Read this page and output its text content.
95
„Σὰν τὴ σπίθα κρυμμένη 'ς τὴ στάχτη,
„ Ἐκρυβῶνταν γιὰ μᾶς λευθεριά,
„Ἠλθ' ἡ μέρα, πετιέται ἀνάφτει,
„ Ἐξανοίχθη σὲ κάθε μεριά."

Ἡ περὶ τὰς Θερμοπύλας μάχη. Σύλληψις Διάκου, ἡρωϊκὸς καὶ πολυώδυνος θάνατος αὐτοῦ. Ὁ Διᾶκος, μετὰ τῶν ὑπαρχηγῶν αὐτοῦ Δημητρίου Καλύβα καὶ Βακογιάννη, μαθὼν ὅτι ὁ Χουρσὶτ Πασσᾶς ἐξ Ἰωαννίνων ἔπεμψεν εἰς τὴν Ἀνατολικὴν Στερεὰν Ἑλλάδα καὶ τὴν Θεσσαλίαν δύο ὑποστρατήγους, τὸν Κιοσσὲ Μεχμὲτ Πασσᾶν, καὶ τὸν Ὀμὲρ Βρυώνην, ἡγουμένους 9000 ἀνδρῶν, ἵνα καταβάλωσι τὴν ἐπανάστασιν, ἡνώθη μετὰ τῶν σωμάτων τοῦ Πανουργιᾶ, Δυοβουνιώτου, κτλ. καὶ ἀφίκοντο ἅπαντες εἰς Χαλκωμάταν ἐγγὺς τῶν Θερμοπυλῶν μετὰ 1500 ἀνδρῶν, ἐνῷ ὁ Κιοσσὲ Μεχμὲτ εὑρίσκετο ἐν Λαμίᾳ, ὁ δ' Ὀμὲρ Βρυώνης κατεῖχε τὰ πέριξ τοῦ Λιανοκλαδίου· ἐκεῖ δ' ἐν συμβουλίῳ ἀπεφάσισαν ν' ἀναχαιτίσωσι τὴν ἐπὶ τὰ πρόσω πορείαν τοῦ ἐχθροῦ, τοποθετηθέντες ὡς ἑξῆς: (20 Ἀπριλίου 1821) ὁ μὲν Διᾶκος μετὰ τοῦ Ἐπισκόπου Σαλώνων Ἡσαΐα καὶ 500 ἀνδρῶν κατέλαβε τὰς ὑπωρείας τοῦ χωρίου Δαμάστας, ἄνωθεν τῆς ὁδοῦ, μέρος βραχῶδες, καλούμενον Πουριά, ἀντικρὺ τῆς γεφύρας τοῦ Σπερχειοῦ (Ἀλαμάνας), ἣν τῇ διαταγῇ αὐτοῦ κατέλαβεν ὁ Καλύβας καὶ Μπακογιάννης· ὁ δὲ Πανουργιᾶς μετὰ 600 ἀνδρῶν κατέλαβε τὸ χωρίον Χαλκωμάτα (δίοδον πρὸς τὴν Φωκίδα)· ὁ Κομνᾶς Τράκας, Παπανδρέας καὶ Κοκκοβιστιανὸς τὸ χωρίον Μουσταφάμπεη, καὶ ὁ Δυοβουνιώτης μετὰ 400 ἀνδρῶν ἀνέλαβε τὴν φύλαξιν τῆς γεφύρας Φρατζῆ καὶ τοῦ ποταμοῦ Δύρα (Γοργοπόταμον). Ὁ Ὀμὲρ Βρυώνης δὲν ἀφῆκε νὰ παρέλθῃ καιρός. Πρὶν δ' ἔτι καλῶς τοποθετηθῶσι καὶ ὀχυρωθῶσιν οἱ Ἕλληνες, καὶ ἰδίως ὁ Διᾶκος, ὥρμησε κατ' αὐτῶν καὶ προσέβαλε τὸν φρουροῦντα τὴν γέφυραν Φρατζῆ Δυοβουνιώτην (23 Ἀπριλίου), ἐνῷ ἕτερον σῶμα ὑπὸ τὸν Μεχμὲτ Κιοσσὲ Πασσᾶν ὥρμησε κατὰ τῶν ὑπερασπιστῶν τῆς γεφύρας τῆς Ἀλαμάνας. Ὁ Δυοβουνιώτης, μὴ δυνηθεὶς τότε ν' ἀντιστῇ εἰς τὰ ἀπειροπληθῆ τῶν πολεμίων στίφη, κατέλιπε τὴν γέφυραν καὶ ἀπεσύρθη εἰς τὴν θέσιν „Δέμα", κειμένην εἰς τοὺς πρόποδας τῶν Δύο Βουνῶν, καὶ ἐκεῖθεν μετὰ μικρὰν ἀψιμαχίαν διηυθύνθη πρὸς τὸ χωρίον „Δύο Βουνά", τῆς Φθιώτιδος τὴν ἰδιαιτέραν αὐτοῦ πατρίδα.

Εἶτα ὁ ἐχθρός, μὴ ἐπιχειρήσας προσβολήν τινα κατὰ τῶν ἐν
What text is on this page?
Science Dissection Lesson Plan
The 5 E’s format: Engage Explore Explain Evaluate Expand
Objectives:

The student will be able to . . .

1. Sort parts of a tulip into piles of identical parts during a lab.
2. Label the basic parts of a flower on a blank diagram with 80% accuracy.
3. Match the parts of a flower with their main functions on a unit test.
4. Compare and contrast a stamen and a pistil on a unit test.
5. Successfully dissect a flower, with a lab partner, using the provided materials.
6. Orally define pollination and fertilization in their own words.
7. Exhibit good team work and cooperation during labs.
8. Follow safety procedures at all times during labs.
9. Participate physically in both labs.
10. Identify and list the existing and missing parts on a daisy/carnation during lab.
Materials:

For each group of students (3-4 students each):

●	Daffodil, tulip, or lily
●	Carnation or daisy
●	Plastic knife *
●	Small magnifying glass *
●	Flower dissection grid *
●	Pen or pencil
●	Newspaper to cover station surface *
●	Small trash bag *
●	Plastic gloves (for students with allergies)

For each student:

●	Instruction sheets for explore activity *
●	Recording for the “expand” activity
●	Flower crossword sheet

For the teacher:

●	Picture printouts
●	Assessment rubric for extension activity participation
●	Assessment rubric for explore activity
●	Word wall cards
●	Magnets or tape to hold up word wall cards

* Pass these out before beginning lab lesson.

· · · · ·

> **PROBLEM REQUIREMENTS**
Give an exact repetition of all the material.

> **RESULT FOR THIS TASK**
Read this page and output its text content.
95
„Σὰν τὴ σπίθα κρυμμένη 'ς τὴ στάχτη,
„ Ἐκρυβῶνταν γιὰ μᾶς λευθεριά,
„Ἠλθ' ἡ μέρα, πετιέται ἀνάφτει,
„ Ἐξανοίχθη σὲ κάθε μεριά."

Ἡ περὶ τὰς Θερμοπύλας μάχη. Σύλληψις Διάκου, ἡρωϊκὸς καὶ πολυώδυνος θάνατος αὐτοῦ. Ὁ Διᾶκος, μετὰ τῶν ὑπαρχηγῶν αὐτοῦ Δημητρίου Καλύβα καὶ Βακογιάννη, μαθὼν ὅτι ὁ Χουρσὶτ Πασσᾶς ἐξ Ἰωαννίνων ἔπεμψεν εἰς τὴν Ἀνατολικὴν Στερεὰν Ἑλλάδα καὶ τὴν Θεσσαλίαν δύο ὑποστρατήγους, τὸν Κιοσσὲ Μεχμὲτ Πασσᾶν, καὶ τὸν Ὀμὲρ Βρυώνην, ἡγουμένους 9000 ἀνδρῶν, ἵνα καταβάλωσι τὴν ἐπανάστασιν, ἡνώθη μετὰ τῶν σωμάτων τοῦ Πανουργιᾶ, Δυοβουνιώτου, κτλ. καὶ ἀφίκοντο ἅπαντες εἰς Χαλκωμάταν ἐγγὺς τῶν Θερμοπυλῶν μετὰ 1500 ἀνδρῶν, ἐνῷ ὁ Κιοσσὲ Μεχμὲτ εὑρίσκετο ἐν Λαμίᾳ, ὁ δ' Ὀμὲρ Βρυώνης κατεῖχε τὰ πέριξ τοῦ Λιανοκλαδίου· ἐκεῖ δ' ἐν συμβουλίῳ ἀπεφάσισαν ν' ἀναχαιτίσωσι τὴν ἐπὶ τὰ πρόσω πορείαν τοῦ ἐχθροῦ, τοποθετηθέντες ὡς ἑξῆς: (20 Ἀπριλίου 1821) ὁ μὲν Διᾶκος μετὰ τοῦ Ἐπισκόπου Σαλώνων Ἡσαΐα καὶ 500 ἀνδρῶν κατέλαβε τὰς ὑπωρείας τοῦ χωρίου Δαμάστας, ἄνωθεν τῆς ὁδοῦ, μέρος βραχῶδες, καλούμενον Πουριά, ἀντικρὺ τῆς γεφύρας τοῦ Σπερχειοῦ (Ἀλαμάνας), ἣν τῇ διαταγῇ αὐτοῦ κατέλαβεν ὁ Καλύβας καὶ Μπακογιάννης· ὁ δὲ Πανουργιᾶς μετὰ 600 ἀνδρῶν κατέλαβε τὸ χωρίον Χαλκωμάτα (δίοδον πρὸς τὴν Φωκίδα)· ὁ Κομνᾶς Τράκας, Παπανδρέας καὶ Κοκκοβιστιανὸς τὸ χωρίον Μουσταφάμπεη, καὶ ὁ Δυοβουνιώτης μετὰ 400 ἀνδρῶν ἀνέλαβε τὴν φύλαξιν τῆς γεφύρας Φρατζῆ καὶ τοῦ ποταμοῦ Δύρα (Γοργοπόταμον). Ὁ Ὀμὲρ Βρυώνης δὲν ἀφῆκε νὰ παρέλθῃ καιρός. Πρὶν δ' ἔτι καλῶς τοποθετηθῶσι καὶ ὀχυρωθῶσιν οἱ Ἕλληνες, καὶ ἰδίως ὁ Διᾶκος, ὥρμησε κατ' αὐτῶν καὶ προσέβαλε τὸν φρουροῦντα τὴν γέφυραν Φρατζῆ Δυοβουνιώτην (23 Ἀπριλίου), ἐνῷ ἕτερον σῶμα ὑπὸ τὸν Μεχμὲτ Κιοσσὲ Πασσᾶν ὥρμησε κατὰ τῶν ὑπερασπιστῶν τῆς γεφύρας τῆς Ἀλαμάνας. Ὁ Δυοβουνιώτης, μὴ δυνηθεὶς τότε ν' ἀντιστῇ εἰς τὰ ἀπειροπληθῆ τῶν πολεμίων στίφη, κατέλιπε τὴν γέφυραν καὶ ἀπεσύρθη εἰς τὴν θέσιν „Δέμα", κειμένην εἰς τοὺς πρόποδας τῶν Δύο Βουνῶν, καὶ ἐκεῖθεν μετὰ μικρὰν ἀψιμαχίαν διηυθύνθη πρὸς τὸ χωρίον „Δύο Βουνά", τῆς Φθιώτιδος τὴν ἰδιαιτέραν αὐτοῦ πατρίδα.

Εἶτα ὁ ἐχθρός, μὴ ἐπιχειρήσας προσβολήν τινα κατὰ τῶν ἐν
What text is on this page?
Science Dissection Lesson Plan
The 5 E’s format: Engage Explore Explain Evaluate Expand
Objectives:

The student will be able to . . .

1. Sort parts of a tulip into piles of identical parts during a lab.
2. Label the basic parts of a flower on a blank diagram with 80% accuracy.
3. Match the parts of a flower with their main functions on a unit test.
4. Compare and contrast a stamen and a pistil on a unit test.
5. Successfully dissect a flower, with a lab partner, using the provided materials.
6. Orally define pollination and fertilization in their own words.
7. Exhibit good team work and cooperation during labs.
8. Follow safety procedures at all times during labs.
9. Participate physically in both labs.
10. Identify and list the existing and missing parts on a daisy/carnation during lab.
Materials:

For each group of students (3-4 students each):

●	Daffodil, tulip, or lily
●	Carnation or daisy
●	Plastic knife *
●	Small magnifying glass *
●	Flower dissection grid *
●	Pen or pencil
●	Newspaper to cover station surface *
●	Small trash bag *
●	Plastic gloves (for students with allergies)

For each student:

●	Instruction sheets for explore activity *
●	Recording for the “expand” activity
●	Flower crossword sheet

For the teacher:

●	Picture printouts
●	Assessment rubric for extension activity participation
●	Assessment rubric for explore activity
●	Word wall cards
●	Magnets or tape to hold up word wall cards

* Pass these out before beginning lab lesson.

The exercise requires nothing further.